### Фрагмент источника
Бовин смело говорил не только дома. Перед советским вторжением в Чехословакию он передал Брежневу секретное письмо (он показывал мне его), в котором на понятном адресату языке обсуждал возможные плюсы и минусы такой акции и категорически советовал этого не делать. Он поступил так, заведомо зная, что никто его не поддержит и что это может повредить его карьере. После оккупации Чехословакии он поддерживал связи с чешскими диссидентами. Разумеется, на него писали доносы, но Брежнев и Андропов на них не реагировали.
К своему начальству он относился лояльно, но критически. В брежневскую эпоху интеллигенция значительно лучше относилась к А. Н. Косыгину, который казался нам деловым технократом и даже неудавшимся реформатором, чем к недалекому и комичному генсеку. Бовин сказал мне, что Брежнев не глупее, а в человеческом плане даже лучше премьера. «Но тогда почему ты и твои коллеги ему не скажете, что культ личности и бесконечные побрякушки только подрывают его авторитет, делая всеобщим посмешищем?» – «Вначале мы пытались это делать, но это бесполезно. Если я скажу ему что-либо подобное, он подумает только, что я на него за что-то обижен. Другой логики он не понимает».
Не были безоблачными и его отношения с Андроповым. Характерно, что когда тот возглавил КГБ, ни один из его ближайших консультантов за ним не последовал, хотя такие предложения делались. В то же время разговаривали они достаточно откровенно. Не помню уже, по какому поводу Бовин сказал своему шефу: «Если у нас произойдет революция, нас с вами, несмотря на разницу в статусе, повесят на одном дереве!» «Очень рад, что вы это понимаете», – сказал Андропов. «Но я не хочу быть повешенным из-за ваших ошибок», – парировал Бовин.
Каковы были реальные результаты аппаратной работы Бовина, знают только его коллеги, со стороны об этом судить трудно. После выхода моей «новомирской» статьи «Размышления об американской интеллигенции» (1968), в которой говорилось и об интеллигентах, пошедших во власть, Саша рассказывал мне, что его коллеги обсуждали и примеряли ее положения к себе. Подробно мы это не обговаривали. Я никогда не придерживался популярной среди либеральной интеллигенции идеи, что интеллигент всегда должен находиться в оппозиции к власти. Реальная жизнь складывается из компромиссов, весь вопрос в условиях и результатах. Если бы в партаппарате не было некоторого числа порядочных и разумных людей, наша общая жизнь была бы значительно хуже. Перед лицом вечности всякая индивидуальная деятельность бесполезна, наши цели никогда не осуществляются полностью, а их достижение сопровождается какими-то непредвиденными и нежелательными последствиями. Но так же верно и то, что никакая деятельность не пропадает бесследно, она всегда приносит какие-то плоды. Смирение избавляет от самомнения, но приносит утешение.

### Задания
- a) Выпишите из фрагмента о Бовине отрывок, начиная со слов «Бовин смело говорил» и заканчивая словами «них не реагировали.» включительно.
- b) Переведите на английский это предложение из фрагмента о Бовине: «Не были безоблачными и его отношения с Андроповым».

### Показанные данные
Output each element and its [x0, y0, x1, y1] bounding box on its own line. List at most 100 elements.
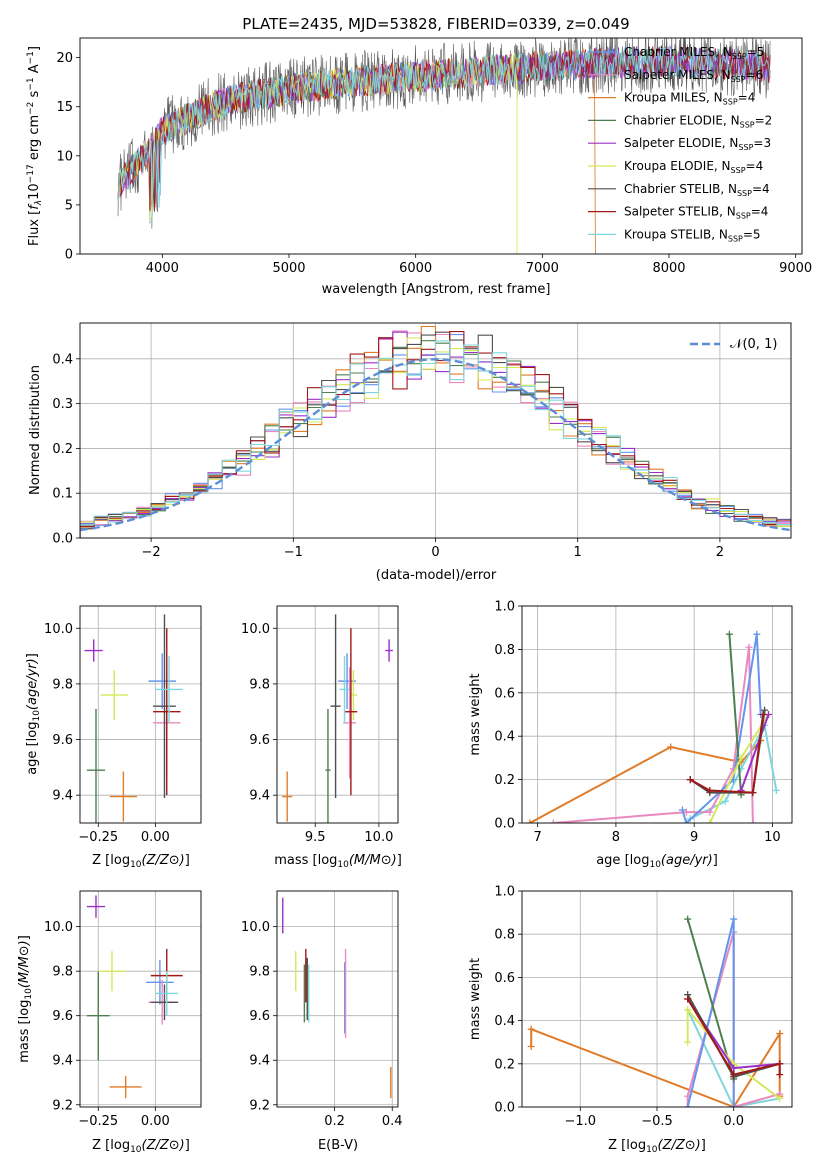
plot-spectrum: 4000 5000 6000 7000 8000 9000 0 5 10 15 20 waveleng…: [26, 37, 812, 297]
plot-age_vs_mass: 9.5 10.0 9.4 9.6 9.8 10.0 mass [log10(M/M⊙)]: [241, 605, 402, 870]
x-axis-label: E(B-V): [318, 1138, 358, 1153]
y-tick-label: 20: [56, 51, 73, 66]
point-marker: [706, 808, 714, 816]
point-marker: [527, 1025, 535, 1033]
point-marker: [761, 706, 769, 714]
point-marker: [684, 1038, 692, 1046]
errorbar-salpeter_miles: [343, 667, 356, 779]
y-tick-label: 0.3: [52, 397, 73, 412]
plot-residuals: −2 −1 0 1 2 0.0 0.1 0.2 0.3 0.4 (data-model)/error…: [28, 322, 792, 583]
legend-label: Salpeter ELODIE, NSSP=3: [624, 136, 771, 152]
errorbar-chabrier_elodie: [86, 708, 106, 823]
y-tick-label: 9.8: [52, 677, 73, 692]
axes-frame: [79, 37, 803, 255]
y-tick-label: 10.0: [44, 622, 73, 637]
x-tick-label: 2: [716, 545, 724, 560]
x-tick-label: 8000: [652, 261, 685, 276]
errorbar-salpeter_elodie: [84, 639, 103, 662]
series-line-chabrier_miles: [686, 918, 735, 1107]
y-tick-label: 9.6: [249, 733, 270, 748]
legend: Chabrier MILES, NSSP=5 Salpeter MILES, NS…: [588, 45, 772, 243]
series-line-kroupa_miles: [530, 1027, 781, 1107]
y-tick-label: 9.2: [249, 1098, 270, 1113]
x-axis-label: Z [log10(Z/Z⊙)]: [92, 853, 190, 870]
x-tick-label: −0.25: [78, 830, 118, 845]
plot-mass_vs_z: −0.25 0.00 9.2 9.4 9.6 9.8 10.0 Z [log10(Z/Z⊙)]…: [17, 890, 202, 1155]
point-marker: [684, 915, 692, 923]
y-tick-label: 0.0: [494, 817, 515, 832]
point-marker: [706, 786, 714, 794]
x-tick-label: 8: [612, 830, 620, 845]
x-tick-label: 4000: [146, 261, 179, 276]
point-marker: [753, 630, 761, 638]
errorbar-chabrier_stelib: [330, 614, 341, 798]
data-layer: [80, 325, 791, 538]
errorbar-chabrier_stelib: [153, 614, 176, 798]
y-tick-label: 0.0: [52, 532, 73, 547]
point-marker: [730, 1071, 738, 1079]
grid-lines: [277, 891, 398, 1107]
data-layer: [282, 614, 393, 823]
y-tick-label: 0.4: [494, 730, 515, 745]
x-tick-label: −2: [142, 545, 161, 560]
y-tick-label: 0.2: [494, 773, 515, 788]
y-tick-label: 10.0: [241, 920, 270, 935]
point-marker: [730, 915, 738, 923]
y-tick-label: 0.4: [52, 352, 73, 367]
grid-lines: [522, 890, 792, 1108]
point-marker: [706, 819, 714, 823]
errorbar-kroupa_stelib: [155, 656, 183, 723]
errorbar-kroupa_stelib: [155, 971, 179, 1016]
point-marker: [737, 754, 745, 762]
y-tick-label: 0.2: [52, 442, 73, 457]
errorbar-chabrier_miles: [146, 960, 174, 1005]
data-layer: [84, 614, 183, 823]
axes-frame: [79, 890, 202, 1108]
plot-mass_vs_ebv: 0.2 0.4 9.2 9.4 9.6 9.8 10.0 E(B-V): [241, 890, 403, 1153]
series-line-salpeter_stelib: [686, 998, 781, 1076]
y-axis-label: Normed distribution: [28, 365, 43, 495]
data-layer: [117, 38, 771, 254]
x-tick-label: −0.25: [78, 1114, 118, 1129]
y-tick-label: 0: [65, 248, 73, 263]
point-marker: [682, 819, 690, 823]
errorbar-kroupa_miles: [109, 1075, 142, 1099]
point-marker: [684, 995, 692, 1003]
x-tick-label: −0.5: [641, 1114, 673, 1129]
y-axis-label: Flux [fλ10−17 erg cm−2 s−1 A−1]: [26, 46, 44, 246]
legend-label: Kroupa STELIB, NSSP=5: [624, 227, 761, 243]
y-tick-label: 9.6: [52, 1009, 73, 1024]
y-tick-label: 1.0: [494, 885, 515, 900]
x-tick-label: 10: [764, 830, 781, 845]
point-marker: [776, 1030, 784, 1038]
axes-frame: [79, 605, 202, 824]
plot-massweight_vs_age: 7 8 9 10 0.0 0.2 0.4 0.6 0.8 1.0 mass weight age [l…: [468, 600, 793, 870]
x-tick-label: 0.00: [141, 1114, 170, 1129]
errorbar-chabrier_elodie: [86, 971, 110, 1061]
errorbar-chabrier_miles: [148, 653, 176, 709]
y-tick-label: 0.8: [494, 643, 515, 658]
y-tick-label: 9.8: [249, 965, 270, 980]
point-marker: [684, 1103, 692, 1107]
errorbar-salpeter_stelib: [153, 628, 181, 796]
grid-lines: [277, 606, 398, 823]
x-tick-label: −1.0: [565, 1114, 597, 1129]
point-marker: [684, 1006, 692, 1014]
y-tick-label: 5: [65, 198, 73, 213]
x-tick-label: 0.2: [324, 1114, 345, 1129]
y-tick-label: 9.4: [52, 789, 73, 804]
series-line-salpeter_elodie: [740, 714, 770, 791]
legend-label: Salpeter STELIB, NSSP=4: [624, 205, 768, 221]
x-tick-label: 0: [431, 545, 439, 560]
y-tick-label: 9.4: [249, 789, 270, 804]
data-layer: [526, 630, 780, 823]
figure-title: PLATE=2435, MJD=53828, FIBERID=0339, z=0…: [242, 15, 629, 33]
legend-label: Chabrier MILES, NSSP=5: [624, 45, 764, 61]
series-line-chabrier_elodie: [728, 634, 743, 795]
point-marker: [745, 643, 753, 651]
x-tick-label: 9: [690, 830, 698, 845]
x-tick-label: 9000: [779, 261, 812, 276]
x-tick-label: 6000: [399, 261, 432, 276]
y-tick-label: 0.6: [494, 971, 515, 986]
legend-label: 𝒩(0, 1): [730, 337, 777, 352]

### Ответы к заданиям
- a)
Бовин смело говорил не только дома. Перед советским вторжением в Чехословакию он передал Брежневу секретное письмо (он показывал мне его), в котором на понятном адресату языке обсуждал возможные плюсы и минусы такой акции и категорически советовал этого не делать. Он поступил так, заведомо зная, что никто его не поддержит и что это может повредить его карьере. После оккупации Чехословакии он поддерживал связи с чешскими диссидентами. Разумеется, на него писали доносы, но Брежнев и Андропов на них не реагировали.

- b) His relationship with Andropov was not entirely smooth either.